**YOUR INSTRUCTIONS**
In the data below, swap every "legend pill" for "legend chip" and leave everything else unchanged.

**DATA EXTRACT**
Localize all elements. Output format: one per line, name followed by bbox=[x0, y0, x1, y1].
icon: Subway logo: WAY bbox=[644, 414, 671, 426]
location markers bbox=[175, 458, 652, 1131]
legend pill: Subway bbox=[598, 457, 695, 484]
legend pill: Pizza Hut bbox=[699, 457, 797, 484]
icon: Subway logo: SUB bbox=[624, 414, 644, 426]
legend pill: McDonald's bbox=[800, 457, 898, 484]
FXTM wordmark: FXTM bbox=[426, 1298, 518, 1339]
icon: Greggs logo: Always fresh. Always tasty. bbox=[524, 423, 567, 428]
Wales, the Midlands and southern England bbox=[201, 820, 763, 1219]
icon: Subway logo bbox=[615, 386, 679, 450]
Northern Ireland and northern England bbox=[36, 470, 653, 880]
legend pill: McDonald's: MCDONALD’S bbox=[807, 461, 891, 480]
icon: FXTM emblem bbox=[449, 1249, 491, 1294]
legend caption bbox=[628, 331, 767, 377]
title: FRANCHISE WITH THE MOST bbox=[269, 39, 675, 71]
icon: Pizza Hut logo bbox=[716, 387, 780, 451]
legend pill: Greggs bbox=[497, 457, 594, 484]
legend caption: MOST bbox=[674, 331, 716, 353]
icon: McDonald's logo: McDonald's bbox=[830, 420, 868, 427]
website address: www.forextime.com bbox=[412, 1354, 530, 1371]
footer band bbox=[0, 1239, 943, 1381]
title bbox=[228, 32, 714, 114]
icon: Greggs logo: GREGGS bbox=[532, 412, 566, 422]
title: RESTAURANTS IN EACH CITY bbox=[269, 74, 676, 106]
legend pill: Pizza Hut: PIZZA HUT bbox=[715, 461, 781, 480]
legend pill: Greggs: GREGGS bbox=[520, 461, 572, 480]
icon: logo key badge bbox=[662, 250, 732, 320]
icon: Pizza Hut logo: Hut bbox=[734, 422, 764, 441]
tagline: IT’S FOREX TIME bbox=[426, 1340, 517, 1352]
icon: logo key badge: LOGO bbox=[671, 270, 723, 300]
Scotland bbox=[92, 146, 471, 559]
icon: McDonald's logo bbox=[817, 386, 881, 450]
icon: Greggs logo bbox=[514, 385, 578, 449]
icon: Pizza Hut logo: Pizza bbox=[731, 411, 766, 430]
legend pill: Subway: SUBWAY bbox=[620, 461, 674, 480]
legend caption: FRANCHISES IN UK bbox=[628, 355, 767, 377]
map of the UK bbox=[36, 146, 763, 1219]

**RESPONSE TO THE TASK**
Localize all elements. Output format: one per line, name followed by bbox=[x0, y0, x1, y1].
icon: Subway logo: WAY bbox=[644, 414, 671, 426]
location markers bbox=[175, 458, 652, 1131]
legend chip: Subway bbox=[598, 457, 695, 484]
legend chip: Pizza Hut bbox=[699, 457, 797, 484]
icon: Subway logo: SUB bbox=[624, 414, 644, 426]
legend chip: McDonald's bbox=[800, 457, 898, 484]
FXTM wordmark: FXTM bbox=[426, 1298, 518, 1339]
icon: Greggs logo: Always fresh. Always tasty. bbox=[524, 423, 567, 428]
Wales, the Midlands and southern England bbox=[201, 820, 763, 1219]
icon: Subway logo bbox=[615, 386, 679, 450]
Northern Ireland and northern England bbox=[36, 470, 653, 880]
legend chip: McDonald's: MCDONALD’S bbox=[807, 461, 891, 480]
icon: FXTM emblem bbox=[449, 1249, 491, 1294]
legend caption bbox=[628, 331, 767, 377]
title: FRANCHISE WITH THE MOST bbox=[269, 39, 675, 71]
icon: Pizza Hut logo bbox=[716, 387, 780, 451]
legend chip: Greggs bbox=[497, 457, 594, 484]
legend caption: MOST bbox=[674, 331, 716, 353]
icon: McDonald's logo: McDonald's bbox=[830, 420, 868, 427]
website address: www.forextime.com bbox=[412, 1354, 530, 1371]
footer band bbox=[0, 1239, 943, 1381]
title bbox=[228, 32, 714, 114]
icon: Greggs logo: GREGGS bbox=[532, 412, 566, 422]
title: RESTAURANTS IN EACH CITY bbox=[269, 74, 676, 106]
legend chip: Pizza Hut: PIZZA HUT bbox=[715, 461, 781, 480]
legend chip: Greggs: GREGGS bbox=[520, 461, 572, 480]
icon: logo key badge bbox=[662, 250, 732, 320]
icon: Pizza Hut logo: Hut bbox=[734, 422, 764, 441]
tagline: IT’S FOREX TIME bbox=[426, 1340, 517, 1352]
icon: logo key badge: LOGO bbox=[671, 270, 723, 300]
Scotland bbox=[92, 146, 471, 559]
icon: McDonald's logo bbox=[817, 386, 881, 450]
icon: Greggs logo bbox=[514, 385, 578, 449]
icon: Pizza Hut logo: Pizza bbox=[731, 411, 766, 430]
legend chip: Subway: SUBWAY bbox=[620, 461, 674, 480]
legend caption: FRANCHISES IN UK bbox=[628, 355, 767, 377]
map of the UK bbox=[36, 146, 763, 1219]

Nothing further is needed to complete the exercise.